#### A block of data
______

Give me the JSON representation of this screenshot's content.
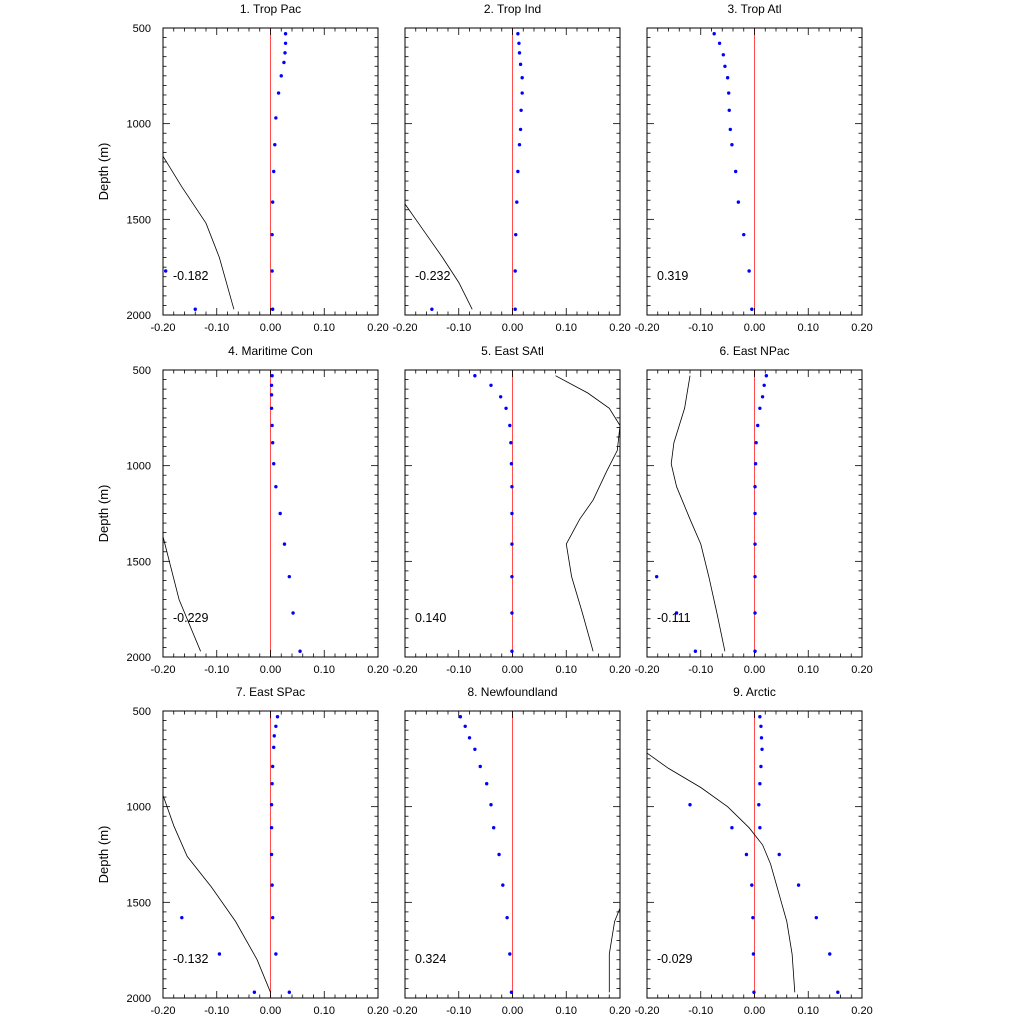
{
  "figure": {
    "y_axis_label": "Depth (m)",
    "x_ticks": [
      "-0.20",
      "-0.10",
      "0.00",
      "0.10",
      "0.20"
    ],
    "y_ticks": [
      "500",
      "1000",
      "1500",
      "2000"
    ],
    "colors": {
      "dots": "#0000ff",
      "zero_line": "#ff4d4d",
      "curve": "#000000",
      "axes": "#000000"
    }
  },
  "chart_data": [
    {
      "type": "scatter",
      "title": "1. Trop Pac",
      "annotation": "-0.182",
      "xlim": [
        -0.2,
        0.2
      ],
      "ylim": [
        500,
        2000
      ],
      "y_inverted": true,
      "points": [
        [
          0.028,
          530
        ],
        [
          0.028,
          580
        ],
        [
          0.027,
          630
        ],
        [
          0.025,
          680
        ],
        [
          0.02,
          750
        ],
        [
          0.015,
          840
        ],
        [
          0.01,
          970
        ],
        [
          0.008,
          1110
        ],
        [
          0.006,
          1250
        ],
        [
          0.004,
          1410
        ],
        [
          0.003,
          1580
        ],
        [
          0.003,
          1770
        ],
        [
          -0.195,
          1770
        ],
        [
          0.004,
          1970
        ],
        [
          -0.14,
          1970
        ]
      ],
      "line": [
        [
          -0.2,
          1170
        ],
        [
          -0.165,
          1330
        ],
        [
          -0.12,
          1520
        ],
        [
          -0.095,
          1700
        ],
        [
          -0.068,
          1970
        ]
      ]
    },
    {
      "type": "scatter",
      "title": "2. Trop Ind",
      "annotation": "-0.232",
      "xlim": [
        -0.2,
        0.2
      ],
      "ylim": [
        500,
        2000
      ],
      "y_inverted": true,
      "points": [
        [
          0.01,
          530
        ],
        [
          0.012,
          580
        ],
        [
          0.013,
          630
        ],
        [
          0.015,
          690
        ],
        [
          0.018,
          760
        ],
        [
          0.018,
          840
        ],
        [
          0.016,
          930
        ],
        [
          0.015,
          1030
        ],
        [
          0.013,
          1110
        ],
        [
          0.01,
          1250
        ],
        [
          0.008,
          1410
        ],
        [
          0.006,
          1580
        ],
        [
          0.005,
          1770
        ],
        [
          0.005,
          1970
        ],
        [
          -0.15,
          1970
        ]
      ],
      "line": [
        [
          -0.2,
          1420
        ],
        [
          -0.165,
          1560
        ],
        [
          -0.13,
          1700
        ],
        [
          -0.1,
          1830
        ],
        [
          -0.075,
          1970
        ]
      ]
    },
    {
      "type": "scatter",
      "title": "3. Trop Atl",
      "annotation": "0.319",
      "xlim": [
        -0.2,
        0.2
      ],
      "ylim": [
        500,
        2000
      ],
      "y_inverted": true,
      "points": [
        [
          -0.075,
          530
        ],
        [
          -0.065,
          580
        ],
        [
          -0.058,
          640
        ],
        [
          -0.055,
          700
        ],
        [
          -0.05,
          760
        ],
        [
          -0.048,
          840
        ],
        [
          -0.047,
          930
        ],
        [
          -0.045,
          1030
        ],
        [
          -0.042,
          1110
        ],
        [
          -0.035,
          1250
        ],
        [
          -0.03,
          1410
        ],
        [
          -0.02,
          1580
        ],
        [
          -0.01,
          1770
        ],
        [
          -0.005,
          1970
        ]
      ],
      "line": []
    },
    {
      "type": "scatter",
      "title": "4. Maritime Con",
      "annotation": "-0.229",
      "xlim": [
        -0.2,
        0.2
      ],
      "ylim": [
        500,
        2000
      ],
      "y_inverted": true,
      "points": [
        [
          0.003,
          530
        ],
        [
          0.002,
          580
        ],
        [
          0.002,
          630
        ],
        [
          0.002,
          700
        ],
        [
          0.003,
          790
        ],
        [
          0.004,
          880
        ],
        [
          0.006,
          990
        ],
        [
          0.01,
          1110
        ],
        [
          0.018,
          1250
        ],
        [
          0.026,
          1410
        ],
        [
          0.035,
          1580
        ],
        [
          0.042,
          1770
        ],
        [
          0.055,
          1970
        ]
      ],
      "line": [
        [
          -0.2,
          1370
        ],
        [
          -0.17,
          1700
        ],
        [
          -0.13,
          1970
        ]
      ]
    },
    {
      "type": "scatter",
      "title": "5. East SAtl",
      "annotation": "0.140",
      "xlim": [
        -0.2,
        0.2
      ],
      "ylim": [
        500,
        2000
      ],
      "y_inverted": true,
      "points": [
        [
          -0.07,
          530
        ],
        [
          -0.04,
          580
        ],
        [
          -0.022,
          640
        ],
        [
          -0.012,
          700
        ],
        [
          -0.005,
          790
        ],
        [
          -0.003,
          880
        ],
        [
          -0.002,
          990
        ],
        [
          -0.001,
          1110
        ],
        [
          -0.001,
          1250
        ],
        [
          -0.001,
          1410
        ],
        [
          -0.001,
          1580
        ],
        [
          -0.001,
          1770
        ],
        [
          -0.001,
          1970
        ]
      ],
      "line": [
        [
          0.08,
          530
        ],
        [
          0.14,
          620
        ],
        [
          0.18,
          700
        ],
        [
          0.2,
          790
        ],
        [
          0.195,
          920
        ],
        [
          0.175,
          1030
        ],
        [
          0.15,
          1180
        ],
        [
          0.125,
          1280
        ],
        [
          0.1,
          1410
        ],
        [
          0.11,
          1580
        ],
        [
          0.13,
          1770
        ],
        [
          0.15,
          1970
        ]
      ]
    },
    {
      "type": "scatter",
      "title": "6. East NPac",
      "annotation": "-0.111",
      "xlim": [
        -0.2,
        0.2
      ],
      "ylim": [
        500,
        2000
      ],
      "y_inverted": true,
      "points": [
        [
          0.022,
          530
        ],
        [
          0.018,
          580
        ],
        [
          0.015,
          640
        ],
        [
          0.01,
          700
        ],
        [
          0.006,
          790
        ],
        [
          0.003,
          880
        ],
        [
          0.002,
          990
        ],
        [
          0.001,
          1110
        ],
        [
          0.001,
          1250
        ],
        [
          0.001,
          1410
        ],
        [
          0.001,
          1580
        ],
        [
          0.001,
          1770
        ],
        [
          0.001,
          1970
        ],
        [
          -0.182,
          1580
        ],
        [
          -0.145,
          1770
        ],
        [
          -0.11,
          1970
        ]
      ],
      "line": [
        [
          -0.12,
          530
        ],
        [
          -0.13,
          700
        ],
        [
          -0.15,
          880
        ],
        [
          -0.155,
          990
        ],
        [
          -0.145,
          1110
        ],
        [
          -0.12,
          1280
        ],
        [
          -0.1,
          1410
        ],
        [
          -0.085,
          1580
        ],
        [
          -0.07,
          1770
        ],
        [
          -0.055,
          1970
        ]
      ]
    },
    {
      "type": "scatter",
      "title": "7. East SPac",
      "annotation": "-0.132",
      "xlim": [
        -0.2,
        0.2
      ],
      "ylim": [
        500,
        2000
      ],
      "y_inverted": true,
      "points": [
        [
          0.013,
          530
        ],
        [
          0.01,
          580
        ],
        [
          0.007,
          630
        ],
        [
          0.006,
          690
        ],
        [
          0.004,
          790
        ],
        [
          0.003,
          880
        ],
        [
          0.002,
          990
        ],
        [
          0.002,
          1110
        ],
        [
          0.002,
          1250
        ],
        [
          0.003,
          1410
        ],
        [
          0.004,
          1580
        ],
        [
          0.01,
          1770
        ],
        [
          0.035,
          1970
        ],
        [
          -0.165,
          1580
        ],
        [
          -0.095,
          1770
        ],
        [
          -0.03,
          1970
        ]
      ],
      "line": [
        [
          -0.2,
          940
        ],
        [
          -0.18,
          1100
        ],
        [
          -0.155,
          1260
        ],
        [
          -0.11,
          1420
        ],
        [
          -0.065,
          1600
        ],
        [
          -0.025,
          1800
        ],
        [
          0.0,
          1970
        ]
      ]
    },
    {
      "type": "scatter",
      "title": "8. Newfoundland",
      "annotation": "0.324",
      "xlim": [
        -0.2,
        0.2
      ],
      "ylim": [
        500,
        2000
      ],
      "y_inverted": true,
      "points": [
        [
          -0.097,
          530
        ],
        [
          -0.088,
          580
        ],
        [
          -0.08,
          640
        ],
        [
          -0.07,
          700
        ],
        [
          -0.06,
          790
        ],
        [
          -0.048,
          880
        ],
        [
          -0.04,
          990
        ],
        [
          -0.035,
          1110
        ],
        [
          -0.025,
          1250
        ],
        [
          -0.018,
          1410
        ],
        [
          -0.01,
          1580
        ],
        [
          -0.005,
          1770
        ],
        [
          -0.002,
          1970
        ]
      ],
      "line": [
        [
          0.2,
          1530
        ],
        [
          0.19,
          1600
        ],
        [
          0.18,
          1770
        ],
        [
          0.18,
          1970
        ]
      ]
    },
    {
      "type": "scatter",
      "title": "9. Arctic",
      "annotation": "-0.029",
      "xlim": [
        -0.2,
        0.2
      ],
      "ylim": [
        500,
        2000
      ],
      "y_inverted": true,
      "points": [
        [
          0.01,
          530
        ],
        [
          0.012,
          580
        ],
        [
          0.013,
          640
        ],
        [
          0.014,
          700
        ],
        [
          0.012,
          790
        ],
        [
          0.01,
          880
        ],
        [
          0.008,
          990
        ],
        [
          0.01,
          1110
        ],
        [
          -0.12,
          990
        ],
        [
          -0.042,
          1110
        ],
        [
          -0.015,
          1250
        ],
        [
          0.046,
          1250
        ],
        [
          -0.005,
          1410
        ],
        [
          0.082,
          1410
        ],
        [
          -0.003,
          1580
        ],
        [
          0.115,
          1580
        ],
        [
          -0.002,
          1770
        ],
        [
          0.14,
          1770
        ],
        [
          -0.001,
          1970
        ],
        [
          0.155,
          1970
        ]
      ],
      "line": [
        [
          -0.2,
          720
        ],
        [
          -0.16,
          800
        ],
        [
          -0.1,
          900
        ],
        [
          -0.05,
          1000
        ],
        [
          -0.01,
          1110
        ],
        [
          0.015,
          1200
        ],
        [
          0.03,
          1300
        ],
        [
          0.045,
          1450
        ],
        [
          0.06,
          1600
        ],
        [
          0.07,
          1770
        ],
        [
          0.075,
          1970
        ]
      ]
    }
  ]
}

______

#### What you should do
Scan the material above for the string "title" and report each line where you find it.

#### Solution
      "title": "1. Trop Pac",
      "title": "2. Trop Ind",
      "title": "3. Trop Atl",
      "title": "4. Maritime Con",
      "title": "5. East SAtl",
      "title": "6. East NPac",
      "title": "7. East SPac",
      "title": "8. Newfoundland",
      "title": "9. Arctic",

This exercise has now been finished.